## Goal
In the data below, locate each line with the word "София" and list it.

— start of Records —

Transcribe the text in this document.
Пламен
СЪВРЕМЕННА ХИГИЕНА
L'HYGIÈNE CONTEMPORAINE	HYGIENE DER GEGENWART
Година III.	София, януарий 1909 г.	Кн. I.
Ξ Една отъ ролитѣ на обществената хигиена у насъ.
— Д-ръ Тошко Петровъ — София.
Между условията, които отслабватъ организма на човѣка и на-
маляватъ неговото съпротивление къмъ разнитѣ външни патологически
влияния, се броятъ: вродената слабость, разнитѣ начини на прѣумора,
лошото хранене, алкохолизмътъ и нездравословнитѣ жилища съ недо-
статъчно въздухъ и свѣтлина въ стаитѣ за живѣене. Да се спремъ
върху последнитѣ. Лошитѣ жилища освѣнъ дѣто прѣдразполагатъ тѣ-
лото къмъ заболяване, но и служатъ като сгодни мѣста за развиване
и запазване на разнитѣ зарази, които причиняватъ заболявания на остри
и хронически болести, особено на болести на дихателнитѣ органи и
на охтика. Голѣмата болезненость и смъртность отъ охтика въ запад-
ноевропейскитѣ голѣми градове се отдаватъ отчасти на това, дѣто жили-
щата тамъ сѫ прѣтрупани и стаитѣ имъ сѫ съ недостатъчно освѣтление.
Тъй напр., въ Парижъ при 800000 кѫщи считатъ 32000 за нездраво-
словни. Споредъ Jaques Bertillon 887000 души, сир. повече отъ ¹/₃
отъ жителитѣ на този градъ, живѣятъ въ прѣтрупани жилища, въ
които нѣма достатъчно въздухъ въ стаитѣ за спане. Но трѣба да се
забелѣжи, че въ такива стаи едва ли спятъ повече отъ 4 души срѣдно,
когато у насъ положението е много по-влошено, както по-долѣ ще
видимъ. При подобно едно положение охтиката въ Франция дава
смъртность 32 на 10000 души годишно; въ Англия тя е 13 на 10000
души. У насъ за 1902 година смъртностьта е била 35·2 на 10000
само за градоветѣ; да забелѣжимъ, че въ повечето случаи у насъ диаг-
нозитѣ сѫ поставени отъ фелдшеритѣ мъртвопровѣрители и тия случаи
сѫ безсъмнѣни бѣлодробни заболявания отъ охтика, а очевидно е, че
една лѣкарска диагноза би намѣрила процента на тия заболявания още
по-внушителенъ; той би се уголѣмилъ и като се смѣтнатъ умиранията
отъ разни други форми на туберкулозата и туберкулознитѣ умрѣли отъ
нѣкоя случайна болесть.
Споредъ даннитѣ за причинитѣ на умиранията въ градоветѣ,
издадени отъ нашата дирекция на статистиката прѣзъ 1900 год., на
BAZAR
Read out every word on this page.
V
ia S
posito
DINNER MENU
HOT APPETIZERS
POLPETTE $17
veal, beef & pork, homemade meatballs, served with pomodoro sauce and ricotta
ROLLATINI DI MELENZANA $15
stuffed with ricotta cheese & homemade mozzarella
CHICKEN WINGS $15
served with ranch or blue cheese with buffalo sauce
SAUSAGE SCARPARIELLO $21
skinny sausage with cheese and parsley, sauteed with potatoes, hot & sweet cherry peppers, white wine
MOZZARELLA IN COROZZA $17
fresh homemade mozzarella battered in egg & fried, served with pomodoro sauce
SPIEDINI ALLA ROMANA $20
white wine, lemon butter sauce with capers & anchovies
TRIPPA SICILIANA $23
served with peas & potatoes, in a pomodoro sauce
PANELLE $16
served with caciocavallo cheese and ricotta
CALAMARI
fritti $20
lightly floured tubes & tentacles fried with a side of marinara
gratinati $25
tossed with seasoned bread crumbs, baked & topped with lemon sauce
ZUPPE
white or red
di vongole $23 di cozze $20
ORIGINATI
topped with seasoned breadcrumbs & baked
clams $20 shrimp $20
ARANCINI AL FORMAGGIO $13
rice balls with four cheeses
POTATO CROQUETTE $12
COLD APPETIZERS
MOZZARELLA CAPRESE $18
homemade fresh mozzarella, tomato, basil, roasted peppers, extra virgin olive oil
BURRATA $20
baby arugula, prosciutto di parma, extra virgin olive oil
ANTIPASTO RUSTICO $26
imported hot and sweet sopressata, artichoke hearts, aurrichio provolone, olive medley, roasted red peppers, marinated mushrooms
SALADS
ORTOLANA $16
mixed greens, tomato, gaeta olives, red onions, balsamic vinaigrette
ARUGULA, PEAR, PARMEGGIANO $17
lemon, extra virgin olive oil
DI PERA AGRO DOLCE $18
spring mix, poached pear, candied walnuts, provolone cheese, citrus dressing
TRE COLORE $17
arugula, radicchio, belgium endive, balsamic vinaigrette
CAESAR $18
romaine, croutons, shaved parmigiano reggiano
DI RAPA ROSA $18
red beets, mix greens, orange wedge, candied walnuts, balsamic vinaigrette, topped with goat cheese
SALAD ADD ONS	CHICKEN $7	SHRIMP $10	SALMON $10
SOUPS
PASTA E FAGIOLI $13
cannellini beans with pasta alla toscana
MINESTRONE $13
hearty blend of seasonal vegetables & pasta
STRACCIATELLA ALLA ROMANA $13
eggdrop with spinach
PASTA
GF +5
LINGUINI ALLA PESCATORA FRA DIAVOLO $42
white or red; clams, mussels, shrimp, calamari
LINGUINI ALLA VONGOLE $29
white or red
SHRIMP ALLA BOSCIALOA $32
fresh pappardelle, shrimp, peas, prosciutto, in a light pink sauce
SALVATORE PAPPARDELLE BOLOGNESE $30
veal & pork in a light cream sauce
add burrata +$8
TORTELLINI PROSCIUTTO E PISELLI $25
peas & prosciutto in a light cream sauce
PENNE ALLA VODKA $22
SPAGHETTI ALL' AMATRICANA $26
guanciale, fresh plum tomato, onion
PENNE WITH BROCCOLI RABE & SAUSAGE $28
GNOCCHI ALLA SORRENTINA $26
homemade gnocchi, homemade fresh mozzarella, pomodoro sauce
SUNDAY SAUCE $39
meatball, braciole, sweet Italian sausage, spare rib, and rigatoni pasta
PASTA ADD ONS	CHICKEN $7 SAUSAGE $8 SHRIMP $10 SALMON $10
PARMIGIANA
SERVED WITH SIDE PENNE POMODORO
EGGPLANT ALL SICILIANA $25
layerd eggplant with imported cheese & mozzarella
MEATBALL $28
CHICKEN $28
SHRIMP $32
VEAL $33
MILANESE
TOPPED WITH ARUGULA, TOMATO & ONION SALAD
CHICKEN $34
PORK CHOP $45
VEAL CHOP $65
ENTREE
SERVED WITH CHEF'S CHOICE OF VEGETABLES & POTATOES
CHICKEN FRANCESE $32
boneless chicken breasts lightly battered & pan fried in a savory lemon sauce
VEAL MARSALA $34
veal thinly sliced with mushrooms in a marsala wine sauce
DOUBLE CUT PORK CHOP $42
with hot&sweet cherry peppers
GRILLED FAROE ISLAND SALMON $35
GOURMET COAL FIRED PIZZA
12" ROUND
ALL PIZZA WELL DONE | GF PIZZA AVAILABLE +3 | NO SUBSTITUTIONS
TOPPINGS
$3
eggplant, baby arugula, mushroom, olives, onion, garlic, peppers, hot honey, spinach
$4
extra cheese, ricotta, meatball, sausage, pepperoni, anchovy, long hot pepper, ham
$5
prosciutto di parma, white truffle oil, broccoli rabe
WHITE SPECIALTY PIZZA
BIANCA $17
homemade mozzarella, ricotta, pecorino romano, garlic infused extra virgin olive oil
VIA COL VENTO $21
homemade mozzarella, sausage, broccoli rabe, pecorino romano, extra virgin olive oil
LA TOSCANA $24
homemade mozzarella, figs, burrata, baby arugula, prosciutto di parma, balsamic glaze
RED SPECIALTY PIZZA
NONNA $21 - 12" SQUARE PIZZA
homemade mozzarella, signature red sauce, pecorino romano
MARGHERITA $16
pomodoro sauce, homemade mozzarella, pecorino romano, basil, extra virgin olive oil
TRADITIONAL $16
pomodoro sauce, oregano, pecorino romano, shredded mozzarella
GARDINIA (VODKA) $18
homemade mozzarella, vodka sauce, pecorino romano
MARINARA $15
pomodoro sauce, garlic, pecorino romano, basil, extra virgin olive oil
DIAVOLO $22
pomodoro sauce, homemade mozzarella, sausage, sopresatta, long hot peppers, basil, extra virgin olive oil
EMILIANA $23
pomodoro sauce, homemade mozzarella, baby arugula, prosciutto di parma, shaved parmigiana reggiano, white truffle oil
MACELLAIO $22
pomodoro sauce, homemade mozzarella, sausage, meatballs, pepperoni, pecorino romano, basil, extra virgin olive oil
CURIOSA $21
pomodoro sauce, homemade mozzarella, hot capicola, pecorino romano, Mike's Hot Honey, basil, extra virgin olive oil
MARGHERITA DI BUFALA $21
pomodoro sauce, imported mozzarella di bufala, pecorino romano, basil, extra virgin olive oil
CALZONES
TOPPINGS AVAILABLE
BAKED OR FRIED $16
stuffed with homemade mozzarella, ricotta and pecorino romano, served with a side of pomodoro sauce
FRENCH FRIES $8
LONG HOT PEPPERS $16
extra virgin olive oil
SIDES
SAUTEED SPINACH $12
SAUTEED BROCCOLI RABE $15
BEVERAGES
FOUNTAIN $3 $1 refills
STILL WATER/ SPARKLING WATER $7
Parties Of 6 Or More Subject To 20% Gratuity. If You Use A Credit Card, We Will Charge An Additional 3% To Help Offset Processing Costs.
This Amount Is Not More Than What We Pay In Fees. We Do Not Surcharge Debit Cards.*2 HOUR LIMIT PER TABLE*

— end of Records —

## Solution to this exercise
Година III.	София, януарий 1909 г.	Кн. I.
— Д-ръ Тошко Петровъ — София.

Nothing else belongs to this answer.